In the entries, find all lines that hold the word "packing" and copy them.
● ● ● ● ● ● ●
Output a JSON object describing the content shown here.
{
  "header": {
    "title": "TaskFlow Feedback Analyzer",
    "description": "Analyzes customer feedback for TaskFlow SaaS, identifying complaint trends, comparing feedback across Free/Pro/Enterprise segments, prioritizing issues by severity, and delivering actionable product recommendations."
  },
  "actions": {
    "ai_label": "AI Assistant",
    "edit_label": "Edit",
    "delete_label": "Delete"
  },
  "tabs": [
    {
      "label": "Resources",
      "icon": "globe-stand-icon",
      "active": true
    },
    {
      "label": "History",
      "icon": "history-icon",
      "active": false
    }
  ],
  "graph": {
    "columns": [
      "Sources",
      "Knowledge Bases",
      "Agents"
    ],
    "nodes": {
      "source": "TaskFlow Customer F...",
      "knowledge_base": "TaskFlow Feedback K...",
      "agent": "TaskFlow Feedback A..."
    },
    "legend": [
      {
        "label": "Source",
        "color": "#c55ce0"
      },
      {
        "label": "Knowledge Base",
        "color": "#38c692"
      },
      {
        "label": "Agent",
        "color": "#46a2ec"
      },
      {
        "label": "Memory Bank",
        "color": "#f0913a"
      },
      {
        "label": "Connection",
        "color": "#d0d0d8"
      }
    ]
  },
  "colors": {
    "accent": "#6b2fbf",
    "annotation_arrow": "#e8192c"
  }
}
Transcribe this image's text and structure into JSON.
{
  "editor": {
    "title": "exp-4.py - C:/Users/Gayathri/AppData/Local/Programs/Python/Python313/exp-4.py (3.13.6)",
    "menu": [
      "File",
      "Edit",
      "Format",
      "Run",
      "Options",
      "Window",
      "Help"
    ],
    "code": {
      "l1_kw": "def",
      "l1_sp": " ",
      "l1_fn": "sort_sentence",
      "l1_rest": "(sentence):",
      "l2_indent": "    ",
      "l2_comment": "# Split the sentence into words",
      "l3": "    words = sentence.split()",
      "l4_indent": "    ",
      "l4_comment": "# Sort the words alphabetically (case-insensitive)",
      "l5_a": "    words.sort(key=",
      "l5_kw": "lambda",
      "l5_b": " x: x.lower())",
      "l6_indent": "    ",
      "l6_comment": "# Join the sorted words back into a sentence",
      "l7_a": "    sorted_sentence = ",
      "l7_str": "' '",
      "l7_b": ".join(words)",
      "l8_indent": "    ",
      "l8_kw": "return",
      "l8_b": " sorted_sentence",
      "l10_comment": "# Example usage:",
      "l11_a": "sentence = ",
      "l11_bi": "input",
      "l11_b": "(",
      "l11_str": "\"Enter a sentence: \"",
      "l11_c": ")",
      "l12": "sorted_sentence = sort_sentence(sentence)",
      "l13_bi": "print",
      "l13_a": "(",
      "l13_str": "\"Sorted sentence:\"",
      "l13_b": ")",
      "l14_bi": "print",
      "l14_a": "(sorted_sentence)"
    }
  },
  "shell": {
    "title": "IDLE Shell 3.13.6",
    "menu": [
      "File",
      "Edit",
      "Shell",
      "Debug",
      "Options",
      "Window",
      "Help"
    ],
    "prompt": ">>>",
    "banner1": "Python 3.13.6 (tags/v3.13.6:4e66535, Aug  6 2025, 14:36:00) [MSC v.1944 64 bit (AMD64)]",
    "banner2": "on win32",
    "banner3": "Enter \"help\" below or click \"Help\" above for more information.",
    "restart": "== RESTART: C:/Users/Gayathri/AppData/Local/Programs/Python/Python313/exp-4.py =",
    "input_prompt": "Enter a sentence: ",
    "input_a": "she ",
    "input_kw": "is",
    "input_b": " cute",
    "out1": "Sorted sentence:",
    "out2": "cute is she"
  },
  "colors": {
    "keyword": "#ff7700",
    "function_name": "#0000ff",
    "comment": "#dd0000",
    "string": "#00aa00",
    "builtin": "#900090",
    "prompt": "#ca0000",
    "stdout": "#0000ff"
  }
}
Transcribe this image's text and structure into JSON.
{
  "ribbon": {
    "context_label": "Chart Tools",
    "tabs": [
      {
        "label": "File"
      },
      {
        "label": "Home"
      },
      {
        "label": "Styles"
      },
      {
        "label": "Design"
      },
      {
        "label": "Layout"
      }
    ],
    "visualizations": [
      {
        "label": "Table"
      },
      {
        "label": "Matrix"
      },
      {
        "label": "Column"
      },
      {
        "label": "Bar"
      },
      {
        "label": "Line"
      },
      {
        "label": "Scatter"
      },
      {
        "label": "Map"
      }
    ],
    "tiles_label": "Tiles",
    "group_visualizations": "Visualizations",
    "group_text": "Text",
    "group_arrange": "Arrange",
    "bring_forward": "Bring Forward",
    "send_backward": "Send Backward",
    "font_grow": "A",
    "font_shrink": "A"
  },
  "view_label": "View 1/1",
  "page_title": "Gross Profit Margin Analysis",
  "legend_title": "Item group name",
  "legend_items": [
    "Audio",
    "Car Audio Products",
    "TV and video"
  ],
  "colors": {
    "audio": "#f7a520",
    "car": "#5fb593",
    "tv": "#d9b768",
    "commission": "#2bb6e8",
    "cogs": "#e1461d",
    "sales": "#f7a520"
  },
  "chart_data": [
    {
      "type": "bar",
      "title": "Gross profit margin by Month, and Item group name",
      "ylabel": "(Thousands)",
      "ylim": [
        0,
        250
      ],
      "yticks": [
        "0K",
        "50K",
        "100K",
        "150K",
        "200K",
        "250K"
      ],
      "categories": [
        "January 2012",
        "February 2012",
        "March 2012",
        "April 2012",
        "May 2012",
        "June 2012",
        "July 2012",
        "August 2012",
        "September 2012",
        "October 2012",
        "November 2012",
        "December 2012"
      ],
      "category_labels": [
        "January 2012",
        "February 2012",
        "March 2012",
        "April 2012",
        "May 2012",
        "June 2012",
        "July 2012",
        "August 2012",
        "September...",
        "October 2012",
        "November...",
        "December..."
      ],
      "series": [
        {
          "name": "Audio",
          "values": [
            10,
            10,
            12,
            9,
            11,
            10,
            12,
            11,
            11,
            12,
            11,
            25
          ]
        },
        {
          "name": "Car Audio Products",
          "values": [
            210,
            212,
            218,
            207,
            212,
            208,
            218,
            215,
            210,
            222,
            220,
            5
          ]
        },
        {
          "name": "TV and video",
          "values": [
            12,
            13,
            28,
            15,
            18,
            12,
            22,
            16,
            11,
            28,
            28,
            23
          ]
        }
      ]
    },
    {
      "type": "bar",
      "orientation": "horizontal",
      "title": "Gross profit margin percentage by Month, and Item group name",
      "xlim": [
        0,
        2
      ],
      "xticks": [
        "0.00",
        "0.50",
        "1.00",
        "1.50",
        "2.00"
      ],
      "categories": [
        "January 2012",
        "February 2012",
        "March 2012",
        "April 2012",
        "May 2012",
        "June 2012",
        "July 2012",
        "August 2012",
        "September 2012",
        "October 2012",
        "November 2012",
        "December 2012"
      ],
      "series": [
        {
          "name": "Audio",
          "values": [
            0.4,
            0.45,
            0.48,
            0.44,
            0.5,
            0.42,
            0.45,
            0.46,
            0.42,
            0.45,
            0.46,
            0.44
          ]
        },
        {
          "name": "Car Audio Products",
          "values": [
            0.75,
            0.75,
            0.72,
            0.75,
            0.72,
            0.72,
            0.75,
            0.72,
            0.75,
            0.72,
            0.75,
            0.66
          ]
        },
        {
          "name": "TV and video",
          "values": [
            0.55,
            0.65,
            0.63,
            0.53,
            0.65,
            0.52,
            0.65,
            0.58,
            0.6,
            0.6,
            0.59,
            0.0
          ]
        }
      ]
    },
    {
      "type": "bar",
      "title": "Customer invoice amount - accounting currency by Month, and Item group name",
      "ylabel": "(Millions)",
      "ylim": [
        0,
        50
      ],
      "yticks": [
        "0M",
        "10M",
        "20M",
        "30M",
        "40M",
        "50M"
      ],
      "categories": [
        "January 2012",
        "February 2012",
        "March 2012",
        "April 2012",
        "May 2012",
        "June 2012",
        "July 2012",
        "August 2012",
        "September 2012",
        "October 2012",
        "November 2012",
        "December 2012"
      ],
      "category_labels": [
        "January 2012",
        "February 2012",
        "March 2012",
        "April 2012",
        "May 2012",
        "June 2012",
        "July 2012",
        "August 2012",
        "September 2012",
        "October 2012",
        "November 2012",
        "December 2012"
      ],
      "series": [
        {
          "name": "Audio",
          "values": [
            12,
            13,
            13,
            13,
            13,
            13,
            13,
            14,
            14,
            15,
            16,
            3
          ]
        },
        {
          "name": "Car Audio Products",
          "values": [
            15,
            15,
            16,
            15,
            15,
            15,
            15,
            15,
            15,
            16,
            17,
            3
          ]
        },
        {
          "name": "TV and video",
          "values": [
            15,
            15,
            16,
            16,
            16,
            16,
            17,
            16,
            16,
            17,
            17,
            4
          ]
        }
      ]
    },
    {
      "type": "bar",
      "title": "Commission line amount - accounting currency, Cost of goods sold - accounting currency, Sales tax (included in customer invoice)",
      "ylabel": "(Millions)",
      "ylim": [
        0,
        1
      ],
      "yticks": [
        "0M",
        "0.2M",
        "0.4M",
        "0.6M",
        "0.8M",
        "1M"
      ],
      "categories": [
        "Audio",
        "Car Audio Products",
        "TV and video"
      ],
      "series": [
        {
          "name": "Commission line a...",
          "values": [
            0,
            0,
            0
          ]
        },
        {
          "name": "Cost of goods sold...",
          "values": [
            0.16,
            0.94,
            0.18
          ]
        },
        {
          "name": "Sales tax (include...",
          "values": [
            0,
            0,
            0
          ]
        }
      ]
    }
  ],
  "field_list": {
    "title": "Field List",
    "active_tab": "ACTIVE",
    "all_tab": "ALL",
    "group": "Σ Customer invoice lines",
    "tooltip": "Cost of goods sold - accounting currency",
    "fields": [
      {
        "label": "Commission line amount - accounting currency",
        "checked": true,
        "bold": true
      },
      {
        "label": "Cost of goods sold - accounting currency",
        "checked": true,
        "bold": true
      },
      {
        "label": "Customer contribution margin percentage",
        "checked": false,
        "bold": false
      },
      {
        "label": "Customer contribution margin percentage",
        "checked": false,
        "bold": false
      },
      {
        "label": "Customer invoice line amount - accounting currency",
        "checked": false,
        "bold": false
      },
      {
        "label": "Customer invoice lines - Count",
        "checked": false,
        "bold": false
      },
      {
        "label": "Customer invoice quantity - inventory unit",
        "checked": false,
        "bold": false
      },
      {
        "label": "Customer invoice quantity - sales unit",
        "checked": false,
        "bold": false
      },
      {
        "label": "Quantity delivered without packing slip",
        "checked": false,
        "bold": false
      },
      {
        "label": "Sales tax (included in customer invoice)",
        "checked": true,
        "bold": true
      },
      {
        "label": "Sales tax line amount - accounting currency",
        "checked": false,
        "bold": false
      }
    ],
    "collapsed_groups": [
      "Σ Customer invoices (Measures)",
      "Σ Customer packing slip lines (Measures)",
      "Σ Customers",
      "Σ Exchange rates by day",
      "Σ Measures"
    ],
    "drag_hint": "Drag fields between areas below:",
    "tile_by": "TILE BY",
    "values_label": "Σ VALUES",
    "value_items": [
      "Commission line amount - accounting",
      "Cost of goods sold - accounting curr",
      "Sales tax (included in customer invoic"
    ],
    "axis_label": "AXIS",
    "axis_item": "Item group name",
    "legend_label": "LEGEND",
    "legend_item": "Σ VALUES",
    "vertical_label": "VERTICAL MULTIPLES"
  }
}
● ● ● ● ● ● ●
- Complete output -
        "label": "Quantity delivered without packing slip",
      "Σ Customer packing slip lines (Measures)",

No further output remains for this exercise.